What you should do >> Filter the records for lines holding the string "Városi".

Some records
---

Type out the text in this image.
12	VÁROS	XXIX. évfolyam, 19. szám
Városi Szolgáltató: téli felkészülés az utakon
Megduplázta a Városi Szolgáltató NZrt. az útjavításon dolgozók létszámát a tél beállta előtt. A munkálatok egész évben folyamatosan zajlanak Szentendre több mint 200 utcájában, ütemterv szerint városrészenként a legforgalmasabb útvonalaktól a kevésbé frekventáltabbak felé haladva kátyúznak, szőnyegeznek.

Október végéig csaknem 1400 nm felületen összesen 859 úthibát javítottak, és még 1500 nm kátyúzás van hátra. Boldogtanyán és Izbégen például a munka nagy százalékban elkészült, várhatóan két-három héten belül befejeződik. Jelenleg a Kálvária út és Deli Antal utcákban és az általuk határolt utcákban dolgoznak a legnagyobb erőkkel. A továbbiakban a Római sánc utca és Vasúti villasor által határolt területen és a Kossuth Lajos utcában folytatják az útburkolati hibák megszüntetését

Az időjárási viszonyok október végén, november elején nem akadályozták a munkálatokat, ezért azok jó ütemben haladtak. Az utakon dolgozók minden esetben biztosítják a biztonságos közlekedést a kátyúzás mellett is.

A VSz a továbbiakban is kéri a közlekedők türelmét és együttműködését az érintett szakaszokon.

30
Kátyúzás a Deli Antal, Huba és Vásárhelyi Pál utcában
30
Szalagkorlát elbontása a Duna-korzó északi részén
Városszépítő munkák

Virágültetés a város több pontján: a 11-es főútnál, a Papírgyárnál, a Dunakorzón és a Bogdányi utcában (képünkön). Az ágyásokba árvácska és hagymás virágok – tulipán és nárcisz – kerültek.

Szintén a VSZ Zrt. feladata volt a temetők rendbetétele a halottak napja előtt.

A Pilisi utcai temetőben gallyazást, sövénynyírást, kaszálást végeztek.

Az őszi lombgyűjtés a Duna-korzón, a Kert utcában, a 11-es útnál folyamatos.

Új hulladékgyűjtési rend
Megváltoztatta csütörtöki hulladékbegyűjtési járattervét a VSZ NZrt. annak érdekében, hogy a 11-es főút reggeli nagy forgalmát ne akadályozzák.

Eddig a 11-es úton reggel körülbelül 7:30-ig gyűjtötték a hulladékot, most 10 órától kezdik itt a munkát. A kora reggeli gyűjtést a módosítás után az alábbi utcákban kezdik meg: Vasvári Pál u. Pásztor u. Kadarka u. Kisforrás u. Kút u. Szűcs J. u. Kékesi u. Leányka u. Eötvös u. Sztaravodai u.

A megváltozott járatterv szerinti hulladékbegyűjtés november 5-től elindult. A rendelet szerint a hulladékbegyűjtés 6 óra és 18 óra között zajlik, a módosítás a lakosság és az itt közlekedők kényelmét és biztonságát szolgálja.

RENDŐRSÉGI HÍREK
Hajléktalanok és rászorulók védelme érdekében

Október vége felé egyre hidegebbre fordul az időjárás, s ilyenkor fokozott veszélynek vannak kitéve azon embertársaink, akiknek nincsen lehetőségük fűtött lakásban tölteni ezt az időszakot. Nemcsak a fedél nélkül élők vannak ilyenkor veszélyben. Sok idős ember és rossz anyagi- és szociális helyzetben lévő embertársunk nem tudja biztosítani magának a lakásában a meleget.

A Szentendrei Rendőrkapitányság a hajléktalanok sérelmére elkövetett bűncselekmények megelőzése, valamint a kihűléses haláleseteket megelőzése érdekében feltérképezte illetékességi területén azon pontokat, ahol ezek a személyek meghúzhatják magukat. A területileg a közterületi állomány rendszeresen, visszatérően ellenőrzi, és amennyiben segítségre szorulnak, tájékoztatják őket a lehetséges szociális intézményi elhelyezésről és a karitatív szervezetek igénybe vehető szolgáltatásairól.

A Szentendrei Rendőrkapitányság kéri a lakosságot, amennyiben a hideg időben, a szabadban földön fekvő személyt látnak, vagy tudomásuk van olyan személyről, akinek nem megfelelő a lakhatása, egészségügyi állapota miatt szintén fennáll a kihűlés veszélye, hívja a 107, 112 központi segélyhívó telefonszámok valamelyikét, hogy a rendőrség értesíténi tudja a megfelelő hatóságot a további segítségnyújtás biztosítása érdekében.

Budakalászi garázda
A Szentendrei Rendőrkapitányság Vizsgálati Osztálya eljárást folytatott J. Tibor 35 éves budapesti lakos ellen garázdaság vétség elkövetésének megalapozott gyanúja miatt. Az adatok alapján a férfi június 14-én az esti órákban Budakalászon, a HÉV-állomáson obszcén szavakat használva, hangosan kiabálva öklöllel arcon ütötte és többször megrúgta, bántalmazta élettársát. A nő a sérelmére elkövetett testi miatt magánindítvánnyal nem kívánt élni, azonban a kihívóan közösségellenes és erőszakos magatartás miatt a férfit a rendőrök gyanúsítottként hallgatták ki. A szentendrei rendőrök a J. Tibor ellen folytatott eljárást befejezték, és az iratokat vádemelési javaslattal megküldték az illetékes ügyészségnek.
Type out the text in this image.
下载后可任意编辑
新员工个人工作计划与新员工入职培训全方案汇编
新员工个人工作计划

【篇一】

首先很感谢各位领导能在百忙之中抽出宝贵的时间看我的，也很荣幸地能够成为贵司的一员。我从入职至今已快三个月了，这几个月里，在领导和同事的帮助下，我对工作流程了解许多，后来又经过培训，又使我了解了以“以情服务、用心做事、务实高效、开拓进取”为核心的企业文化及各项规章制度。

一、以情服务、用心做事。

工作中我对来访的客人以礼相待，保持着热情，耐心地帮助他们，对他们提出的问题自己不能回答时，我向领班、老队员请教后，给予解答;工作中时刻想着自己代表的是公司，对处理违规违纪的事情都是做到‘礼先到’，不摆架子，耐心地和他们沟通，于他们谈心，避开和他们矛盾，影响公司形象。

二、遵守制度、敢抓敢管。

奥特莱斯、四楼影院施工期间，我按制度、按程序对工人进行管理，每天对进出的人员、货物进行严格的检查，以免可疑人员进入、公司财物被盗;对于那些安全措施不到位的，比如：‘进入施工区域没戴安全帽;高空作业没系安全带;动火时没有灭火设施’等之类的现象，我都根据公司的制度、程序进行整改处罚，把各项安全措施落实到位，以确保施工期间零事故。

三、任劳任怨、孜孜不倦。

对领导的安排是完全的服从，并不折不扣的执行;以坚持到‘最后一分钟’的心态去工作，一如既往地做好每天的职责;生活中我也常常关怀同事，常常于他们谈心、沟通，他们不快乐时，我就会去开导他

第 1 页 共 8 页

---

Task answer >>
Városi Szolgáltató: téli felkészülés az utakon
Megduplázta a Városi Szolgáltató NZrt. az útjavításon dolgozók létszámát a tél beállta előtt. A munkálatok egész évben folyamatosan zajlanak Szentendre több mint 200 utcájában, ütemterv szerint városrészenként a legforgalmasabb útvonalaktól a kevésbé frekventáltabbak felé haladva kátyúznak, szőnyegeznek.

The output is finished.